### TASK REQUIREMENTS
In the entries below, how many lines hold the string "this"? Give only the number.

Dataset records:
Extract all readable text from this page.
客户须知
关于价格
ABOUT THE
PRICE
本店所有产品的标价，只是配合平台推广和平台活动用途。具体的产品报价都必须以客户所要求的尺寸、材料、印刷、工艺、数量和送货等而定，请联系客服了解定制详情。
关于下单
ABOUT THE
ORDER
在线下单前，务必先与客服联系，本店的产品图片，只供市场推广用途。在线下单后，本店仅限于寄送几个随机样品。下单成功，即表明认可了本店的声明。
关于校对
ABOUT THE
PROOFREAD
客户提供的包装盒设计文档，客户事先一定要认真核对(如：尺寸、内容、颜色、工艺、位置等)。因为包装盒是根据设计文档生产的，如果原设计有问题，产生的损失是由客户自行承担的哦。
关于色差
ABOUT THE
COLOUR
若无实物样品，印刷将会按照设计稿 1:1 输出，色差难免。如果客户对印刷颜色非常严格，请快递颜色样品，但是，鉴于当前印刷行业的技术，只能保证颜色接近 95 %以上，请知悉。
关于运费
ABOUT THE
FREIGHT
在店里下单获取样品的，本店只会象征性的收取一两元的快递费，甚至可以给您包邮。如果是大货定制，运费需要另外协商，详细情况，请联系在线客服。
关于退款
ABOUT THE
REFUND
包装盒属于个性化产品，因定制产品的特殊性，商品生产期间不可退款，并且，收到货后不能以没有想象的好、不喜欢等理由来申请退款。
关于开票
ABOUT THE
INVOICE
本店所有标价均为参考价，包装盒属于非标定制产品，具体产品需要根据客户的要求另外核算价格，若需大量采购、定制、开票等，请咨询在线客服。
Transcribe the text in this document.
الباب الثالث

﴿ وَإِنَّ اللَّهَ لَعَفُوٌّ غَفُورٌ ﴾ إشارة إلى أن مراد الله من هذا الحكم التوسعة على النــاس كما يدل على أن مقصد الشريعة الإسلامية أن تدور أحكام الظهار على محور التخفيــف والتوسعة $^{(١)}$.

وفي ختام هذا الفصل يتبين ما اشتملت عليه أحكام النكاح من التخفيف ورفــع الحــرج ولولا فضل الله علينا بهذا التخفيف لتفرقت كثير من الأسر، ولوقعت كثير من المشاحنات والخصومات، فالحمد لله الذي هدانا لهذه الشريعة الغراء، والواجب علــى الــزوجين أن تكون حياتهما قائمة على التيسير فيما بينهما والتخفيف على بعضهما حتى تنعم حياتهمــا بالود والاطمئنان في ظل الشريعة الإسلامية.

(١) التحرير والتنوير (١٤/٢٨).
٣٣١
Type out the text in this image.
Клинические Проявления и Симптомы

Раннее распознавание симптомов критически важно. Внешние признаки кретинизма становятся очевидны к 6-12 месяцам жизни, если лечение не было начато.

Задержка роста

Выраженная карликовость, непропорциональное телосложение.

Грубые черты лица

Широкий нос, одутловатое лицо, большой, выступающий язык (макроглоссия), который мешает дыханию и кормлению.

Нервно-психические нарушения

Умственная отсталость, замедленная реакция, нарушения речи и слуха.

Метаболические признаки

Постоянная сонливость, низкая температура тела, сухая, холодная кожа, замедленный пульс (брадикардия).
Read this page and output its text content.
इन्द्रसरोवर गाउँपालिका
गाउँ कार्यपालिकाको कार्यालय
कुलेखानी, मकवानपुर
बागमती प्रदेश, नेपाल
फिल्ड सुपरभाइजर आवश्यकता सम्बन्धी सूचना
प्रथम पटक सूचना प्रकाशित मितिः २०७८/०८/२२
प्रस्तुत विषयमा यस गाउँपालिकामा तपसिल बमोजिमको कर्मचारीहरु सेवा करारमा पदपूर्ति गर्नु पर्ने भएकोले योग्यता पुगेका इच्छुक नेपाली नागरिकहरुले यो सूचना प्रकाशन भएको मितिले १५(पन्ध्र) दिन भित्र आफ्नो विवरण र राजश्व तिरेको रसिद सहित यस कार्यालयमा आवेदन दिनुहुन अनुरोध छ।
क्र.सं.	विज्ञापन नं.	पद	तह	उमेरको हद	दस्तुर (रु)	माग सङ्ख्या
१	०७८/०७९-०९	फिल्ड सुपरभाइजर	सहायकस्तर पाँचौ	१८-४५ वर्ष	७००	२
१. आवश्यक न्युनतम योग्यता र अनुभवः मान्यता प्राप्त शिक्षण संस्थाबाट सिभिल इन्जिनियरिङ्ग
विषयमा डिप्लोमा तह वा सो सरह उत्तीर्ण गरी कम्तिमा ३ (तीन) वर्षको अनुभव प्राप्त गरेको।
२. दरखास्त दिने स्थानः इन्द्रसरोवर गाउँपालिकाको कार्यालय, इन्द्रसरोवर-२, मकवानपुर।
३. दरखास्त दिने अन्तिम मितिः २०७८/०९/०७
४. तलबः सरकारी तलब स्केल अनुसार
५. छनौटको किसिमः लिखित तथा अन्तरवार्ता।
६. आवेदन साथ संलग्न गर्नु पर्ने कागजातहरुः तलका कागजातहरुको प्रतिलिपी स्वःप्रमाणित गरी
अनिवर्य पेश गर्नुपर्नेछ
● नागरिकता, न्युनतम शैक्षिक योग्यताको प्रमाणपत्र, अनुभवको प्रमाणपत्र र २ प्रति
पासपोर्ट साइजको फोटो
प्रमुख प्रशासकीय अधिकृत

### REPLY TO THE EXERCISE
4